● **Required task**:
Reproduce each line exactly.

● **The input**:
-------------------------
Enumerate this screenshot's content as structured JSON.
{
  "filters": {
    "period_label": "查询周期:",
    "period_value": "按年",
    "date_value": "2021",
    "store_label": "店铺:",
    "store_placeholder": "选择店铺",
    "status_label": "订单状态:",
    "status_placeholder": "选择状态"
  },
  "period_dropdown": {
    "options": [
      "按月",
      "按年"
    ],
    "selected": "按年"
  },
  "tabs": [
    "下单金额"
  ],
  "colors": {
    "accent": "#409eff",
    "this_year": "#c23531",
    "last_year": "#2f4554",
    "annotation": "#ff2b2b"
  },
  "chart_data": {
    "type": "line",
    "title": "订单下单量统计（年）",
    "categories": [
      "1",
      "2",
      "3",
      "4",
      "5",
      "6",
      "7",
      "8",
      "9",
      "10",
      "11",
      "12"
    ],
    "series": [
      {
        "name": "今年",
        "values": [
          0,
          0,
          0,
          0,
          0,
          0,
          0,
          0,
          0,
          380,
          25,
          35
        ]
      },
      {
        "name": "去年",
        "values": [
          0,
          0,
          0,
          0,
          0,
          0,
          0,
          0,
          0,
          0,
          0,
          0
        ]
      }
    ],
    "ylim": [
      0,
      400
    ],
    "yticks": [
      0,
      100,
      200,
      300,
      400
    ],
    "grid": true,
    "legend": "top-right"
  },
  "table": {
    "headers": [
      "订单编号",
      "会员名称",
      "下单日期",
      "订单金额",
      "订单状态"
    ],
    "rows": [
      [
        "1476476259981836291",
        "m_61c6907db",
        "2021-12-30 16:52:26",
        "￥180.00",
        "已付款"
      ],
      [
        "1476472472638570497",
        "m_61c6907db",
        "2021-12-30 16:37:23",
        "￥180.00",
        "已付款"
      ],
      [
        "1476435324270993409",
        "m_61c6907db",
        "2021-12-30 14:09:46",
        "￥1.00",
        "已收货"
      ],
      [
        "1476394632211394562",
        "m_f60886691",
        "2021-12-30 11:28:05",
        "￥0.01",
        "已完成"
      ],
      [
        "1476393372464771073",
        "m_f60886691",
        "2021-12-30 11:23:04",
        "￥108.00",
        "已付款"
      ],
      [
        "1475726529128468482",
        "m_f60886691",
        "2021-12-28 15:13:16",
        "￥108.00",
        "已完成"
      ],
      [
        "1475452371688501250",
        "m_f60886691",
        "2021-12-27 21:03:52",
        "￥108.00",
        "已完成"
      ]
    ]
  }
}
-------------------------
● **Answer**:
Enumerate this screenshot's content as structured JSON.
{
  "filters": {
    "period_label": "查询周期:",
    "period_value": "按年",
    "date_value": "2021",
    "store_label": "店铺:",
    "store_placeholder": "选择店铺",
    "status_label": "订单状态:",
    "status_placeholder": "选择状态"
  },
  "period_dropdown": {
    "options": [
      "按月",
      "按年"
    ],
    "selected": "按年"
  },
  "tabs": [
    "下单金额"
  ],
  "colors": {
    "accent": "#409eff",
    "this_year": "#c23531",
    "last_year": "#2f4554",
    "annotation": "#ff2b2b"
  },
  "chart_data": {
    "type": "line",
    "title": "订单下单量统计（年）",
    "categories": [
      "1",
      "2",
      "3",
      "4",
      "5",
      "6",
      "7",
      "8",
      "9",
      "10",
      "11",
      "12"
    ],
    "series": [
      {
        "name": "今年",
        "values": [
          0,
          0,
          0,
          0,
          0,
          0,
          0,
          0,
          0,
          380,
          25,
          35
        ]
      },
      {
        "name": "去年",
        "values": [
          0,
          0,
          0,
          0,
          0,
          0,
          0,
          0,
          0,
          0,
          0,
          0
        ]
      }
    ],
    "ylim": [
      0,
      400
    ],
    "yticks": [
      0,
      100,
      200,
      300,
      400
    ],
    "grid": true,
    "legend": "top-right"
  },
  "table": {
    "headers": [
      "订单编号",
      "会员名称",
      "下单日期",
      "订单金额",
      "订单状态"
    ],
    "rows": [
      [
        "1476476259981836291",
        "m_61c6907db",
        "2021-12-30 16:52:26",
        "￥180.00",
        "已付款"
      ],
      [
        "1476472472638570497",
        "m_61c6907db",
        "2021-12-30 16:37:23",
        "￥180.00",
        "已付款"
      ],
      [
        "1476435324270993409",
        "m_61c6907db",
        "2021-12-30 14:09:46",
        "￥1.00",
        "已收货"
      ],
      [
        "1476394632211394562",
        "m_f60886691",
        "2021-12-30 11:28:05",
        "￥0.01",
        "已完成"
      ],
      [
        "1476393372464771073",
        "m_f60886691",
        "2021-12-30 11:23:04",
        "￥108.00",
        "已付款"
      ],
      [
        "1475726529128468482",
        "m_f60886691",
        "2021-12-28 15:13:16",
        "￥108.00",
        "已完成"
      ],
      [
        "1475452371688501250",
        "m_f60886691",
        "2021-12-27 21:03:52",
        "￥108.00",
        "已完成"
      ]
    ]
  }
}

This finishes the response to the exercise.